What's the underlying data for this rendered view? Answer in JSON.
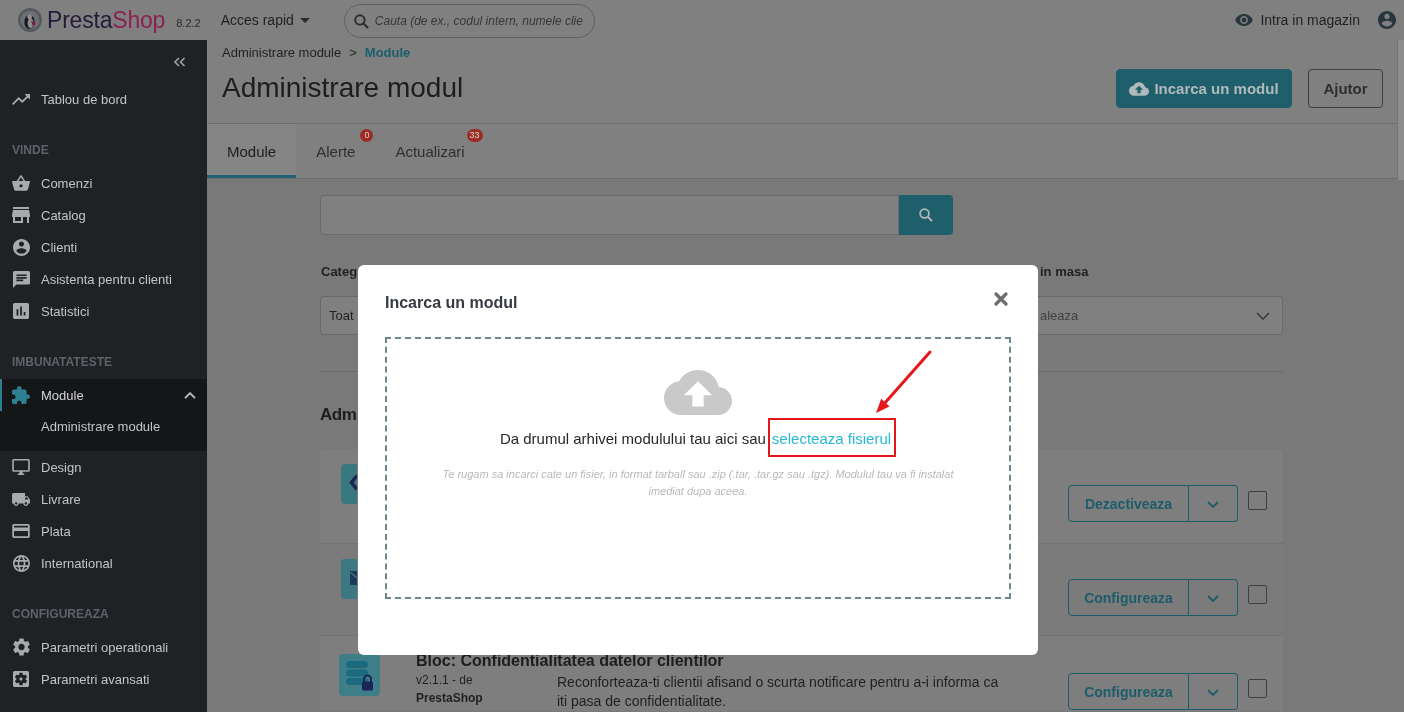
{
  "topbar": {
    "brand": [
      "Presta",
      "Shop"
    ],
    "version": "8.2.2",
    "quick_access": "Acces rapid",
    "search": {
      "placeholder": "Cauta (de ex., codul intern, numele clie"
    },
    "shop_link": "Intra in magazin"
  },
  "sidebar": {
    "top_items": [
      {
        "label": "Tablou de bord",
        "selected": false,
        "expanded": false
      }
    ],
    "sections": [
      {
        "title": "VINDE",
        "items": [
          {
            "label": "Comenzi",
            "selected": false,
            "expanded": false
          },
          {
            "label": "Catalog",
            "selected": false,
            "expanded": false
          },
          {
            "label": "Clienti",
            "selected": false,
            "expanded": false
          },
          {
            "label": "Asistenta pentru clienti",
            "selected": false,
            "expanded": false
          },
          {
            "label": "Statistici",
            "selected": false,
            "expanded": false
          }
        ]
      },
      {
        "title": "IMBUNATATESTE",
        "items": [
          {
            "label": "Module",
            "selected": true,
            "expanded": true,
            "children": [
              {
                "label": "Administrare module",
                "selected": false
              }
            ]
          },
          {
            "label": "Design",
            "selected": false,
            "expanded": false
          },
          {
            "label": "Livrare",
            "selected": false,
            "expanded": false
          },
          {
            "label": "Plata",
            "selected": false,
            "expanded": false
          },
          {
            "label": "International",
            "selected": false,
            "expanded": false
          }
        ]
      },
      {
        "title": "CONFIGUREAZA",
        "items": [
          {
            "label": "Parametri operationali",
            "selected": false,
            "expanded": false
          },
          {
            "label": "Parametri avansati",
            "selected": false,
            "expanded": false
          }
        ]
      }
    ]
  },
  "header": {
    "breadcrumbs": [
      {
        "label": "Administrare module",
        "selected": false
      },
      {
        "label": "Module",
        "selected": true
      }
    ],
    "breadcrumb_separator": ">",
    "title": "Administrare modul",
    "buttons": [
      {
        "label": "Incarca un modul",
        "kind": "primary"
      },
      {
        "label": "Ajutor",
        "kind": "outline"
      }
    ]
  },
  "tabs": [
    {
      "label": "Module",
      "selected": true
    },
    {
      "label": "Alerte",
      "selected": false,
      "badge": "0"
    },
    {
      "label": "Actualizari",
      "selected": false,
      "badge": "33"
    }
  ],
  "filters": [
    {
      "label": "Categ",
      "value": "Toat"
    },
    {
      "label": "in masa",
      "placeholder": "aleaza"
    }
  ],
  "section_title": "Adm",
  "modules": [
    {
      "action": "Dezactiveaza",
      "checked": false
    },
    {
      "action": "Configureaza",
      "checked": false
    },
    {
      "title": "Bloc: Confidentialitatea datelor clientilor",
      "meta": "v2.1.1 - de **PrestaShop**",
      "description": "Reconforteaza-ti clientii afisand o scurta notificare pentru a-i informa ca iti pasa de confidentialitate.",
      "action": "Configureaza",
      "checked": false
    }
  ],
  "modal": {
    "title": "Incarca un modul",
    "dropzone": {
      "text": "Da drumul arhivei modulului tau aici sau",
      "link": "selecteaza fisierul",
      "highlighted": true,
      "hint": "Te rugam sa incarci cate un fisier, in format tarball sau .zip (.tar, .tar.gz sau .tgz). Modulul tau va fi instalat imediat dupa aceea."
    }
  }
}
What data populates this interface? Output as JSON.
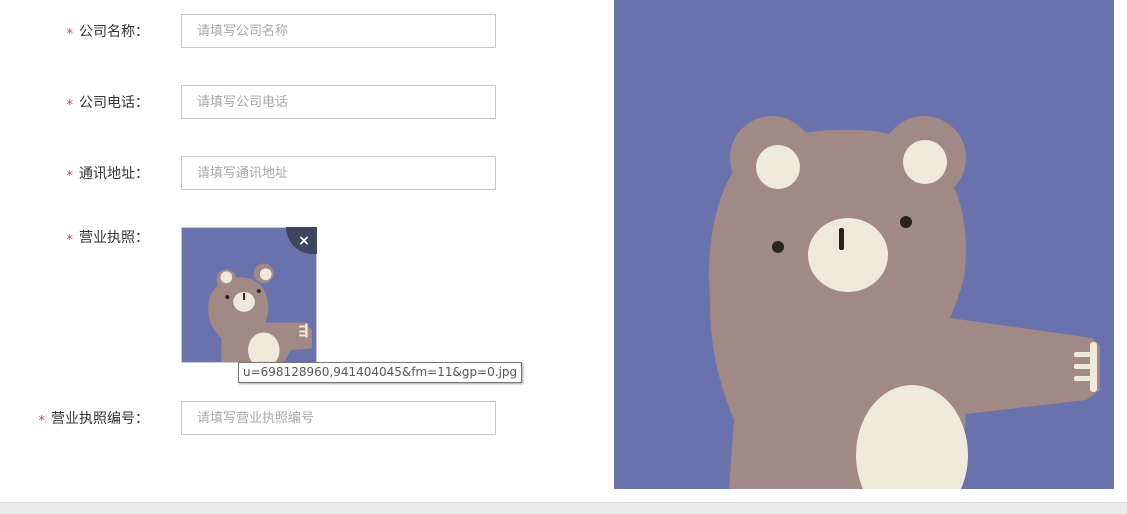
{
  "form": {
    "fields": [
      {
        "label": "公司名称：",
        "placeholder": "请填写公司名称"
      },
      {
        "label": "公司电话：",
        "placeholder": "请填写公司电话"
      },
      {
        "label": "通讯地址：",
        "placeholder": "请填写通讯地址"
      },
      {
        "label": "营业执照："
      },
      {
        "label": "营业执照编号：",
        "placeholder": "请填写营业执照编号"
      }
    ],
    "required_mark": "*"
  },
  "upload": {
    "filename_tooltip": "u=698128960,941404045&fm=11&gp=0.jpg",
    "remove_icon": "×"
  },
  "colors": {
    "required": "#e4393c",
    "image_background": "#6a72ad",
    "bear_body": "#a18a85",
    "bear_cream": "#efe9dc"
  }
}
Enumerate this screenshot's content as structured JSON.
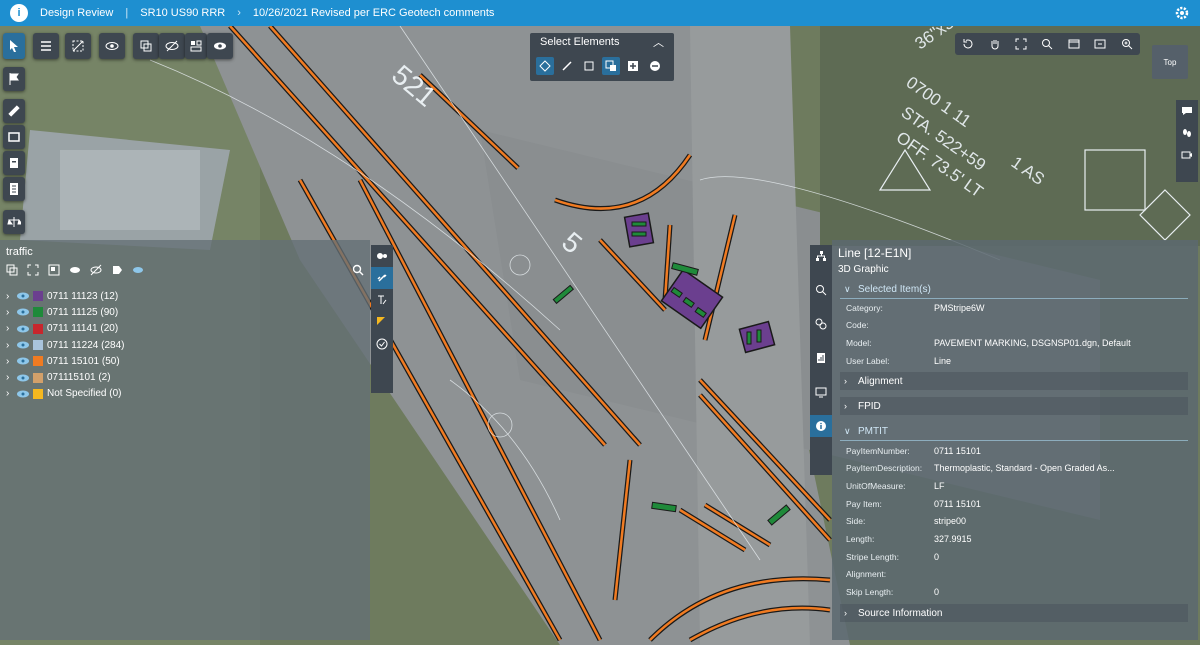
{
  "topbar": {
    "app_icon": "bentley-logo-icon",
    "breadcrumbs": [
      "Design Review",
      "SR10 US90 RRR",
      "10/26/2021 Revised per ERC Geotech comments"
    ],
    "settings_icon": "gear-icon"
  },
  "map_labels": {
    "lane_a": "521",
    "lane_b": "5",
    "callout_line1": "36\"x36\"",
    "callout_line2": "0700 1 11",
    "callout_line3": "STA. 522+59",
    "callout_line4": "OFF. 73.5' LT",
    "callout_line5": "1 AS"
  },
  "select_elements": {
    "title": "Select Elements",
    "collapse_icon": "chevron-up-icon"
  },
  "view_cube": {
    "label": "Top"
  },
  "traffic_panel": {
    "title": "traffic",
    "items": [
      {
        "label": "0711 11123 (12)",
        "color": "#6b3f8f"
      },
      {
        "label": "0711 11125 (90)",
        "color": "#1f8a3a"
      },
      {
        "label": "0711 11141 (20)",
        "color": "#c8262d"
      },
      {
        "label": "0711 11224 (284)",
        "color": "#a9c4dc"
      },
      {
        "label": "0711 15101 (50)",
        "color": "#f07b22"
      },
      {
        "label": "071115101 (2)",
        "color": "#d2a06a"
      },
      {
        "label": "Not Specified (0)",
        "color": "#f5b820"
      }
    ]
  },
  "properties_panel": {
    "title": "Line [12-E1N]",
    "subtitle": "3D Graphic",
    "sections": {
      "selected_items": "Selected Item(s)",
      "alignment": "Alignment",
      "fpid": "FPID",
      "pmtit": "PMTIT",
      "source_information": "Source Information"
    },
    "selected_items_rows": [
      {
        "key": "Category:",
        "value": "PMStripe6W"
      },
      {
        "key": "Code:",
        "value": ""
      },
      {
        "key": "Model:",
        "value": "PAVEMENT MARKING, DSGNSP01.dgn, Default"
      },
      {
        "key": "User Label:",
        "value": "Line"
      }
    ],
    "pmtit_rows": [
      {
        "key": "PayItemNumber:",
        "value": "0711 15101"
      },
      {
        "key": "PayItemDescription:",
        "value": "Thermoplastic, Standard - Open Graded As..."
      },
      {
        "key": "UnitOfMeasure:",
        "value": "LF"
      },
      {
        "key": "Pay Item:",
        "value": "0711 15101"
      },
      {
        "key": "Side:",
        "value": "stripe00"
      },
      {
        "key": "Length:",
        "value": "327.9915"
      },
      {
        "key": "Stripe Length:",
        "value": "0"
      },
      {
        "key": "Alignment:",
        "value": ""
      },
      {
        "key": "Skip Length:",
        "value": "0"
      }
    ]
  },
  "colors": {
    "header_blue": "#1e8fd0",
    "stripe_orange": "#f07b22",
    "highlight_green": "#1f8a3a",
    "highlight_purple": "#6b3f8f"
  }
}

===============

● Task
Output the data above without changes, apart from leaving out the pictures.

● The solution
What's the underlying data for this rendered view? Answer in JSON.
{
  "topbar": {
    "brand": [
      "Presta",
      "Shop"
    ],
    "version": "8.2.2",
    "quick_access": "Acces rapid",
    "search": {
      "placeholder": "Cauta (de ex., codul intern, numele clie"
    },
    "shop_link": "Intra in magazin"
  },
  "sidebar": {
    "top_items": [
      {
        "label": "Tablou de bord",
        "selected": false,
        "expanded": false
      }
    ],
    "sections": [
      {
        "title": "VINDE",
        "items": [
          {
            "label": "Comenzi",
            "selected": false,
            "expanded": false
          },
          {
            "label": "Catalog",
            "selected": false,
            "expanded": false
          },
          {
            "label": "Clienti",
            "selected": false,
            "expanded": false
          },
          {
            "label": "Asistenta pentru clienti",
            "selected": false,
            "expanded": false
          },
          {
            "label": "Statistici",
            "selected": false,
            "expanded": false
          }
        ]
      },
      {
        "title": "IMBUNATATESTE",
        "items": [
          {
            "label": "Module",
            "selected": true,
            "expanded": true,
            "children": [
              {
                "label": "Administrare module",
                "selected": false
              }
            ]
          },
          {
            "label": "Design",
            "selected": false,
            "expanded": false
          },
          {
            "label": "Livrare",
            "selected": false,
            "expanded": false
          },
          {
            "label": "Plata",
            "selected": false,
            "expanded": false
          },
          {
            "label": "International",
            "selected": false,
            "expanded": false
          }
        ]
      },
      {
        "title": "CONFIGUREAZA",
        "items": [
          {
            "label": "Parametri operationali",
            "selected": false,
            "expanded": false
          },
          {
            "label": "Parametri avansati",
            "selected": false,
            "expanded": false
          }
        ]
      }
    ]
  },
  "header": {
    "breadcrumbs": [
      {
        "label": "Administrare module",
        "selected": false
      },
      {
        "label": "Module",
        "selected": true
      }
    ],
    "breadcrumb_separator": ">",
    "title": "Administrare modul",
    "buttons": [
      {
        "label": "Incarca un modul",
        "kind": "primary"
      },
      {
        "label": "Ajutor",
        "kind": "outline"
      }
    ]
  },
  "tabs": [
    {
      "label": "Module",
      "selected": true
    },
    {
      "label": "Alerte",
      "selected": false,
      "badge": "0"
    },
    {
      "label": "Actualizari",
      "selected": false,
      "badge": "33"
    }
  ],
  "filters": [
    {
      "label": "Categ",
      "value": "Toat"
    },
    {
      "label": "in masa",
      "placeholder": "aleaza"
    }
  ],
  "section_title": "Adm",
  "modules": [
    {
      "action": "Dezactiveaza",
      "checked": false
    },
    {
      "action": "Configureaza",
      "checked": false
    },
    {
      "title": "Bloc: Confidentialitatea datelor clientilor",
      "meta": "v2.1.1 - de **PrestaShop**",
      "description": "Reconforteaza-ti clientii afisand o scurta notificare pentru a-i informa ca iti pasa de confidentialitate.",
      "action": "Configureaza",
      "checked": false
    }
  ],
  "modal": {
    "title": "Incarca un modul",
    "dropzone": {
      "text": "Da drumul arhivei modulului tau aici sau",
      "link": "selecteaza fisierul",
      "highlighted": true,
      "hint": "Te rugam sa incarci cate un fisier, in format tarball sau .zip (.tar, .tar.gz sau .tgz). Modulul tau va fi instalat imediat dupa aceea."
    }
  }
}
What data populates this interface? Output as JSON.
{
  "form": {
    "fields": [
      {
        "label": "公司名称：",
        "placeholder": "请填写公司名称"
      },
      {
        "label": "公司电话：",
        "placeholder": "请填写公司电话"
      },
      {
        "label": "通讯地址：",
        "placeholder": "请填写通讯地址"
      },
      {
        "label": "营业执照："
      },
      {
        "label": "营业执照编号：",
        "placeholder": "请填写营业执照编号"
      }
    ],
    "required_mark": "*"
  },
  "upload": {
    "filename_tooltip": "u=698128960,941404045&fm=11&gp=0.jpg",
    "remove_icon": "×"
  },
  "colors": {
    "required": "#e4393c",
    "image_background": "#6a72ad",
    "bear_body": "#a18a85",
    "bear_cream": "#efe9dc"
  }
}
Enumerate this screenshot's content as structured JSON.
{
  "topbar": {
    "app_icon": "bentley-logo-icon",
    "breadcrumbs": [
      "Design Review",
      "SR10 US90 RRR",
      "10/26/2021 Revised per ERC Geotech comments"
    ],
    "settings_icon": "gear-icon"
  },
  "map_labels": {
    "lane_a": "521",
    "lane_b": "5",
    "callout_line1": "36\"x36\"",
    "callout_line2": "0700 1 11",
    "callout_line3": "STA. 522+59",
    "callout_line4": "OFF. 73.5' LT",
    "callout_line5": "1 AS"
  },
  "select_elements": {
    "title": "Select Elements",
    "collapse_icon": "chevron-up-icon"
  },
  "view_cube": {
    "label": "Top"
  },
  "traffic_panel": {
    "title": "traffic",
    "items": [
      {
        "label": "0711 11123 (12)",
        "color": "#6b3f8f"
      },
      {
        "label": "0711 11125 (90)",
        "color": "#1f8a3a"
      },
      {
        "label": "0711 11141 (20)",
        "color": "#c8262d"
      },
      {
        "label": "0711 11224 (284)",
        "color": "#a9c4dc"
      },
      {
        "label": "0711 15101 (50)",
        "color": "#f07b22"
      },
      {
        "label": "071115101 (2)",
        "color": "#d2a06a"
      },
      {
        "label": "Not Specified (0)",
        "color": "#f5b820"
      }
    ]
  },
  "properties_panel": {
    "title": "Line [12-E1N]",
    "subtitle": "3D Graphic",
    "sections": {
      "selected_items": "Selected Item(s)",
      "alignment": "Alignment",
      "fpid": "FPID",
      "pmtit": "PMTIT",
      "source_information": "Source Information"
    },
    "selected_items_rows": [
      {
        "key": "Category:",
        "value": "PMStripe6W"
      },
      {
        "key": "Code:",
        "value": ""
      },
      {
        "key": "Model:",
        "value": "PAVEMENT MARKING, DSGNSP01.dgn, Default"
      },
      {
        "key": "User Label:",
        "value": "Line"
      }
    ],
    "pmtit_rows": [
      {
        "key": "PayItemNumber:",
        "value": "0711 15101"
      },
      {
        "key": "PayItemDescription:",
        "value": "Thermoplastic, Standard - Open Graded As..."
      },
      {
        "key": "UnitOfMeasure:",
        "value": "LF"
      },
      {
        "key": "Pay Item:",
        "value": "0711 15101"
      },
      {
        "key": "Side:",
        "value": "stripe00"
      },
      {
        "key": "Length:",
        "value": "327.9915"
      },
      {
        "key": "Stripe Length:",
        "value": "0"
      },
      {
        "key": "Alignment:",
        "value": ""
      },
      {
        "key": "Skip Length:",
        "value": "0"
      }
    ]
  },
  "colors": {
    "header_blue": "#1e8fd0",
    "stripe_orange": "#f07b22",
    "highlight_green": "#1f8a3a",
    "highlight_purple": "#6b3f8f"
  }
}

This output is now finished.